> DATA FOR PROCESSING:
----

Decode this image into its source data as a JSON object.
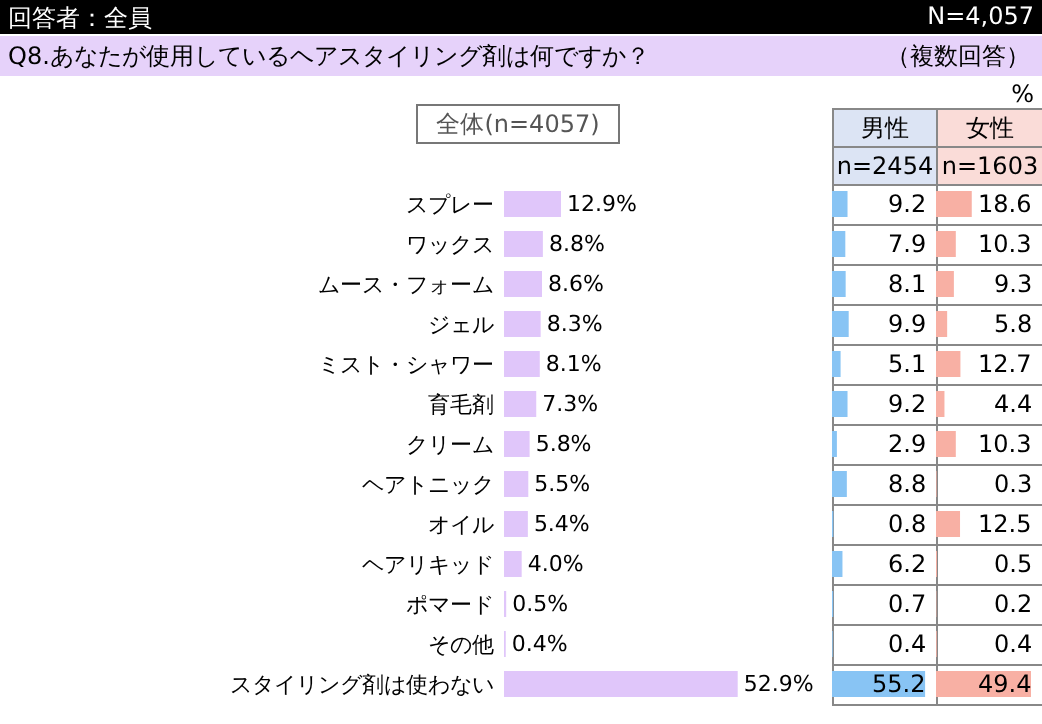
{
  "chart_data": [
    {
      "type": "bar",
      "orientation": "horizontal",
      "title": "Q8.あなたが使用しているヘアスタイリング剤は何ですか？",
      "subtitle": "全体(n=4057)",
      "annotations": [
        "回答者：全員",
        "N=4,057",
        "（複数回答）",
        "%"
      ],
      "categories": [
        "スプレー",
        "ワックス",
        "ムース・フォーム",
        "ジェル",
        "ミスト・シャワー",
        "育毛剤",
        "クリーム",
        "ヘアトニック",
        "オイル",
        "ヘアリキッド",
        "ポマード",
        "その他",
        "スタイリング剤は使わない"
      ],
      "values": [
        12.9,
        8.8,
        8.6,
        8.3,
        8.1,
        7.3,
        5.8,
        5.5,
        5.4,
        4.0,
        0.5,
        0.4,
        52.9
      ],
      "value_labels": [
        "12.9%",
        "8.8%",
        "8.6%",
        "8.3%",
        "8.1%",
        "7.3%",
        "5.8%",
        "5.5%",
        "5.4%",
        "4.0%",
        "0.5%",
        "0.4%",
        "52.9%"
      ],
      "color": "#e0c6fa"
    },
    {
      "type": "bar",
      "orientation": "horizontal",
      "title": "男性",
      "subtitle": "n=2454",
      "tick_labels": false,
      "values": [
        9.2,
        7.9,
        8.1,
        9.9,
        5.1,
        9.2,
        2.9,
        8.8,
        0.8,
        6.2,
        0.7,
        0.4,
        55.2
      ],
      "color": "#88c4f4",
      "data_labels": true
    },
    {
      "type": "bar",
      "orientation": "horizontal",
      "title": "女性",
      "subtitle": "n=1603",
      "tick_labels": false,
      "values": [
        18.6,
        10.3,
        9.3,
        5.8,
        12.7,
        4.4,
        10.3,
        0.3,
        12.5,
        0.5,
        0.2,
        0.4,
        49.4
      ],
      "color": "#f8b0a4",
      "data_labels": true
    }
  ]
}
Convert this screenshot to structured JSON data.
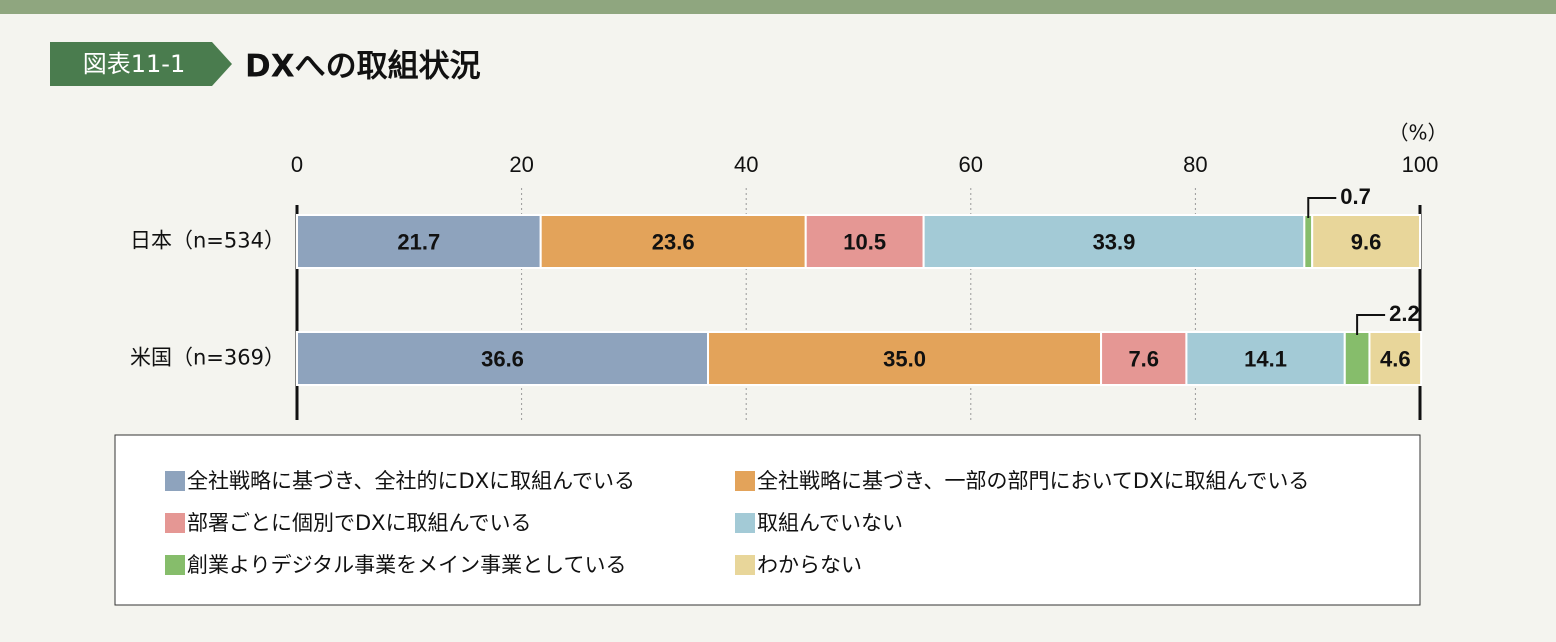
{
  "chart_data": {
    "type": "stacked_barh",
    "badge": "図表11-1",
    "title": "DXへの取組状況",
    "unit": "（%）",
    "categories": [
      "日本（n=534）",
      "米国（n=369）"
    ],
    "series": [
      {
        "name": "全社戦略に基づき、全社的にDXに取組んでいる",
        "color": "#8ea3bd",
        "values": [
          21.7,
          36.6
        ]
      },
      {
        "name": "全社戦略に基づき、一部の部門においてDXに取組んでいる",
        "color": "#e3a35a",
        "values": [
          23.6,
          35.0
        ],
        "value_labels": [
          "23.6",
          "35.0"
        ]
      },
      {
        "name": "部署ごとに個別でDXに取組んでいる",
        "color": "#e59794",
        "values": [
          10.5,
          7.6
        ]
      },
      {
        "name": "取組んでいない",
        "color": "#a3cad6",
        "values": [
          33.9,
          14.1
        ]
      },
      {
        "name": "創業よりデジタル事業をメイン事業としている",
        "color": "#86bd6b",
        "values": [
          0.7,
          2.2
        ]
      },
      {
        "name": "わからない",
        "color": "#e8d69a",
        "values": [
          9.6,
          4.6
        ]
      }
    ],
    "xlim": [
      0,
      100
    ],
    "xticks": [
      0,
      20,
      40,
      60,
      80,
      100
    ],
    "grid": true
  }
}
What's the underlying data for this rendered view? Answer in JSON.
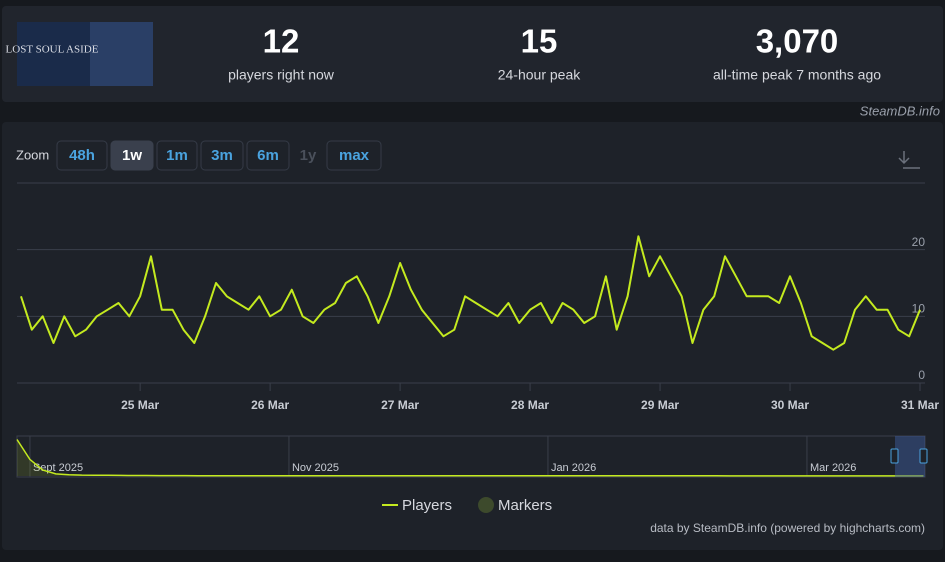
{
  "header": {
    "image_text": "LOST SOUL ASIDE",
    "stats": [
      {
        "value": "12",
        "label": "players right now"
      },
      {
        "value": "15",
        "label": "24-hour peak"
      },
      {
        "value": "3,070",
        "label": "all-time peak 7 months ago"
      }
    ],
    "source": "SteamDB.info"
  },
  "zoom": {
    "label": "Zoom",
    "buttons": [
      "48h",
      "1w",
      "1m",
      "3m",
      "6m",
      "1y",
      "max"
    ],
    "active": 1,
    "disabled": 5
  },
  "chart_data": [
    {
      "type": "line",
      "categories": [
        null,
        null,
        null,
        null,
        null,
        null,
        null,
        null,
        null,
        null,
        null,
        "25 Mar",
        null,
        null,
        null,
        null,
        null,
        null,
        null,
        null,
        null,
        null,
        null,
        "26 Mar",
        null,
        null,
        null,
        null,
        null,
        null,
        null,
        null,
        null,
        null,
        null,
        "27 Mar",
        null,
        null,
        null,
        null,
        null,
        null,
        null,
        null,
        null,
        null,
        null,
        "28 Mar",
        null,
        null,
        null,
        null,
        null,
        null,
        null,
        null,
        null,
        null,
        null,
        "29 Mar",
        null,
        null,
        null,
        null,
        null,
        null,
        null,
        null,
        null,
        null,
        null,
        "30 Mar",
        null,
        null,
        null,
        null,
        null,
        null,
        null,
        null,
        null,
        null,
        null,
        "31 Mar"
      ],
      "series": [
        {
          "name": "Players",
          "color": "#c4ea1f",
          "values": [
            13,
            8,
            10,
            6,
            10,
            7,
            8,
            10,
            11,
            12,
            10,
            13,
            19,
            11,
            11,
            8,
            6,
            10,
            15,
            13,
            12,
            11,
            13,
            10,
            11,
            14,
            10,
            9,
            11,
            12,
            15,
            16,
            13,
            9,
            13,
            18,
            14,
            11,
            9,
            7,
            8,
            13,
            12,
            11,
            10,
            12,
            9,
            11,
            12,
            9,
            12,
            11,
            9,
            10,
            16,
            8,
            13,
            22,
            16,
            19,
            16,
            13,
            6,
            11,
            13,
            19,
            16,
            13,
            13,
            13,
            12,
            16,
            12,
            7,
            6,
            5,
            6,
            11,
            13,
            11,
            11,
            8,
            7,
            11
          ]
        }
      ],
      "markers_legend": {
        "name": "Markers",
        "color": "#3d4a2c"
      },
      "ylim": [
        0,
        30
      ],
      "yticks": [
        0,
        10,
        20
      ],
      "grid": true
    },
    {
      "type": "navigator",
      "categories": [
        null,
        "Sept 2025",
        null,
        null,
        null,
        null,
        null,
        null,
        null,
        null,
        null,
        null,
        null,
        null,
        null,
        null,
        null,
        null,
        null,
        null,
        null,
        "Nov 2025",
        null,
        null,
        null,
        null,
        null,
        null,
        null,
        null,
        null,
        null,
        null,
        null,
        null,
        null,
        null,
        null,
        null,
        null,
        null,
        "Jan 2026",
        null,
        null,
        null,
        null,
        null,
        null,
        null,
        null,
        null,
        null,
        null,
        null,
        null,
        null,
        null,
        null,
        null,
        null,
        null,
        "Mar 2026",
        null,
        null,
        null,
        null,
        null,
        null,
        null,
        null,
        null
      ],
      "series": [
        {
          "color": "#c4ea1f",
          "values": [
            3070,
            1400,
            500,
            180,
            110,
            80,
            65,
            55,
            48,
            42,
            38,
            35,
            32,
            30,
            28,
            27,
            26,
            25,
            24,
            23,
            22,
            22,
            21,
            21,
            20,
            20,
            19,
            19,
            18,
            18,
            18,
            17,
            17,
            17,
            16,
            16,
            16,
            16,
            15,
            15,
            15,
            15,
            14,
            14,
            14,
            14,
            14,
            13,
            13,
            13,
            13,
            13,
            13,
            13,
            13,
            12,
            12,
            12,
            12,
            12,
            12,
            12,
            12,
            12,
            12,
            12,
            12,
            12,
            12,
            12,
            12
          ]
        }
      ],
      "ylim": [
        0,
        3200
      ]
    }
  ],
  "credit": "data by SteamDB.info (powered by highcharts.com)"
}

----

> EXERCISE REQUIREMENTS: Scan the records for the string "peak". Copy each line in which it appears.

> IN RESPONSE:
        "label": "24-hour peak"
        "label": "all-time peak 7 months ago"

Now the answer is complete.